- **WHAT YOU HAVE TO DO**
Copy every line of the material below word for word.

- **INPUT MATERIAL**
◇ ◇ ◇
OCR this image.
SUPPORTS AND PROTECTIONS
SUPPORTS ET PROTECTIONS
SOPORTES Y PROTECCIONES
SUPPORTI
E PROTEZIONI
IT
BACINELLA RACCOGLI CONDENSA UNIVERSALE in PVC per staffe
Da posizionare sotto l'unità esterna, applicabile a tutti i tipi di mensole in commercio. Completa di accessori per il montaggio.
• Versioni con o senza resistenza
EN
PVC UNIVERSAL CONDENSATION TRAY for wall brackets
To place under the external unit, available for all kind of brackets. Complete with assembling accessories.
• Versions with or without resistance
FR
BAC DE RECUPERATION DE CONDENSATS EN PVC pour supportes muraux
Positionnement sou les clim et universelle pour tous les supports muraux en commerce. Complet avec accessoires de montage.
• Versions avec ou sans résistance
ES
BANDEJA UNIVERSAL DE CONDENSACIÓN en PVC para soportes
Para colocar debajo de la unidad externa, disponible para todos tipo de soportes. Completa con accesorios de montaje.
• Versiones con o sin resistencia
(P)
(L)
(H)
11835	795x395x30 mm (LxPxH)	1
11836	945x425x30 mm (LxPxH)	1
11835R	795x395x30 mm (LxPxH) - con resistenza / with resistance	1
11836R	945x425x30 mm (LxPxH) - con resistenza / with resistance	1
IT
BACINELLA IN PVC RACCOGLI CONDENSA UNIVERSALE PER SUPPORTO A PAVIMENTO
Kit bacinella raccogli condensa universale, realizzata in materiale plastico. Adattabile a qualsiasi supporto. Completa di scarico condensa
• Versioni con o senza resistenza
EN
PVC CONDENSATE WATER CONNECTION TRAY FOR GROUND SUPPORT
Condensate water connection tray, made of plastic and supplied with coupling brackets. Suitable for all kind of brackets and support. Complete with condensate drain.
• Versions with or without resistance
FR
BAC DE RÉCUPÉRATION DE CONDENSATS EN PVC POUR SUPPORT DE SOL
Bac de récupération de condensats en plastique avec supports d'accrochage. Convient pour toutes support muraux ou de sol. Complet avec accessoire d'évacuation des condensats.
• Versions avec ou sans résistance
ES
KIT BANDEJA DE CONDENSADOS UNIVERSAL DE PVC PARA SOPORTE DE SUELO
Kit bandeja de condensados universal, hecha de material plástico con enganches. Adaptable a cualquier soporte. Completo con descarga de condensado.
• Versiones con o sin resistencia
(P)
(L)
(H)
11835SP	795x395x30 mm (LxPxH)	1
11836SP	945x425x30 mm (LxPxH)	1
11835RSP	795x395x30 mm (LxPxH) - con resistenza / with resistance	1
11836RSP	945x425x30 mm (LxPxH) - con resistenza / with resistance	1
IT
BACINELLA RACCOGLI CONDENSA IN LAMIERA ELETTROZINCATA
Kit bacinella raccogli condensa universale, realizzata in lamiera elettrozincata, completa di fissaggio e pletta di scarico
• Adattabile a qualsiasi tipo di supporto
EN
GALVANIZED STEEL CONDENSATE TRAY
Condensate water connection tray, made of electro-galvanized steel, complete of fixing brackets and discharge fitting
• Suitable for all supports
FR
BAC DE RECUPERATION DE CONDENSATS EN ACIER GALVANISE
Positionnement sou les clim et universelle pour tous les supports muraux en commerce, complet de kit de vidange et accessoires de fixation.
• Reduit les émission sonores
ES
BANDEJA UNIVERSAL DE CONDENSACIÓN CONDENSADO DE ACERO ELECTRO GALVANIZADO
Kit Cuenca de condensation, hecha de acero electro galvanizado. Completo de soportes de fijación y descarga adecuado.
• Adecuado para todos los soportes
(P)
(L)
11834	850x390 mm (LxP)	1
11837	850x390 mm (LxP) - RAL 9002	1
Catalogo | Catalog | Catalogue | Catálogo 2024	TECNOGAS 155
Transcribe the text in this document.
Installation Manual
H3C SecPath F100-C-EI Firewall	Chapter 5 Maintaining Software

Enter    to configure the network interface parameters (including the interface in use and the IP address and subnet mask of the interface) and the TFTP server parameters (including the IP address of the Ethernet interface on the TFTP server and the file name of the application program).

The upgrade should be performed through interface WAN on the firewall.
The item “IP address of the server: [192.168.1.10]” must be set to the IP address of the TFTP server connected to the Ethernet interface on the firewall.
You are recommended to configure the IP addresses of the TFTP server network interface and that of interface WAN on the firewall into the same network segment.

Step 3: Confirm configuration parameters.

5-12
◇ ◇ ◇
- **FINISHED EXERCISE**
OCR this image.
SUPPORTS AND PROTECTIONS
SUPPORTS ET PROTECTIONS
SOPORTES Y PROTECCIONES
SUPPORTI
E PROTEZIONI
IT
BACINELLA RACCOGLI CONDENSA UNIVERSALE in PVC per staffe
Da posizionare sotto l'unità esterna, applicabile a tutti i tipi di mensole in commercio. Completa di accessori per il montaggio.
• Versioni con o senza resistenza
EN
PVC UNIVERSAL CONDENSATION TRAY for wall brackets
To place under the external unit, available for all kind of brackets. Complete with assembling accessories.
• Versions with or without resistance
FR
BAC DE RECUPERATION DE CONDENSATS EN PVC pour supportes muraux
Positionnement sou les clim et universelle pour tous les supports muraux en commerce. Complet avec accessoires de montage.
• Versions avec ou sans résistance
ES
BANDEJA UNIVERSAL DE CONDENSACIÓN en PVC para soportes
Para colocar debajo de la unidad externa, disponible para todos tipo de soportes. Completa con accesorios de montaje.
• Versiones con o sin resistencia
(P)
(L)
(H)
11835	795x395x30 mm (LxPxH)	1
11836	945x425x30 mm (LxPxH)	1
11835R	795x395x30 mm (LxPxH) - con resistenza / with resistance	1
11836R	945x425x30 mm (LxPxH) - con resistenza / with resistance	1
IT
BACINELLA IN PVC RACCOGLI CONDENSA UNIVERSALE PER SUPPORTO A PAVIMENTO
Kit bacinella raccogli condensa universale, realizzata in materiale plastico. Adattabile a qualsiasi supporto. Completa di scarico condensa
• Versioni con o senza resistenza
EN
PVC CONDENSATE WATER CONNECTION TRAY FOR GROUND SUPPORT
Condensate water connection tray, made of plastic and supplied with coupling brackets. Suitable for all kind of brackets and support. Complete with condensate drain.
• Versions with or without resistance
FR
BAC DE RÉCUPÉRATION DE CONDENSATS EN PVC POUR SUPPORT DE SOL
Bac de récupération de condensats en plastique avec supports d'accrochage. Convient pour toutes support muraux ou de sol. Complet avec accessoire d'évacuation des condensats.
• Versions avec ou sans résistance
ES
KIT BANDEJA DE CONDENSADOS UNIVERSAL DE PVC PARA SOPORTE DE SUELO
Kit bandeja de condensados universal, hecha de material plástico con enganches. Adaptable a cualquier soporte. Completo con descarga de condensado.
• Versiones con o sin resistencia
(P)
(L)
(H)
11835SP	795x395x30 mm (LxPxH)	1
11836SP	945x425x30 mm (LxPxH)	1
11835RSP	795x395x30 mm (LxPxH) - con resistenza / with resistance	1
11836RSP	945x425x30 mm (LxPxH) - con resistenza / with resistance	1
IT
BACINELLA RACCOGLI CONDENSA IN LAMIERA ELETTROZINCATA
Kit bacinella raccogli condensa universale, realizzata in lamiera elettrozincata, completa di fissaggio e pletta di scarico
• Adattabile a qualsiasi tipo di supporto
EN
GALVANIZED STEEL CONDENSATE TRAY
Condensate water connection tray, made of electro-galvanized steel, complete of fixing brackets and discharge fitting
• Suitable for all supports
FR
BAC DE RECUPERATION DE CONDENSATS EN ACIER GALVANISE
Positionnement sou les clim et universelle pour tous les supports muraux en commerce, complet de kit de vidange et accessoires de fixation.
• Reduit les émission sonores
ES
BANDEJA UNIVERSAL DE CONDENSACIÓN CONDENSADO DE ACERO ELECTRO GALVANIZADO
Kit Cuenca de condensation, hecha de acero electro galvanizado. Completo de soportes de fijación y descarga adecuado.
• Adecuado para todos los soportes
(P)
(L)
11834	850x390 mm (LxP)	1
11837	850x390 mm (LxP) - RAL 9002	1
Catalogo | Catalog | Catalogue | Catálogo 2024	TECNOGAS 155
Transcribe the text in this document.
Installation Manual
H3C SecPath F100-C-EI Firewall	Chapter 5 Maintaining Software

Enter    to configure the network interface parameters (including the interface in use and the IP address and subnet mask of the interface) and the TFTP server parameters (including the IP address of the Ethernet interface on the TFTP server and the file name of the application program).

The upgrade should be performed through interface WAN on the firewall.
The item “IP address of the server: [192.168.1.10]” must be set to the IP address of the TFTP server connected to the Ethernet interface on the firewall.
You are recommended to configure the IP addresses of the TFTP server network interface and that of interface WAN on the firewall into the same network segment.

Step 3: Confirm configuration parameters.

5-12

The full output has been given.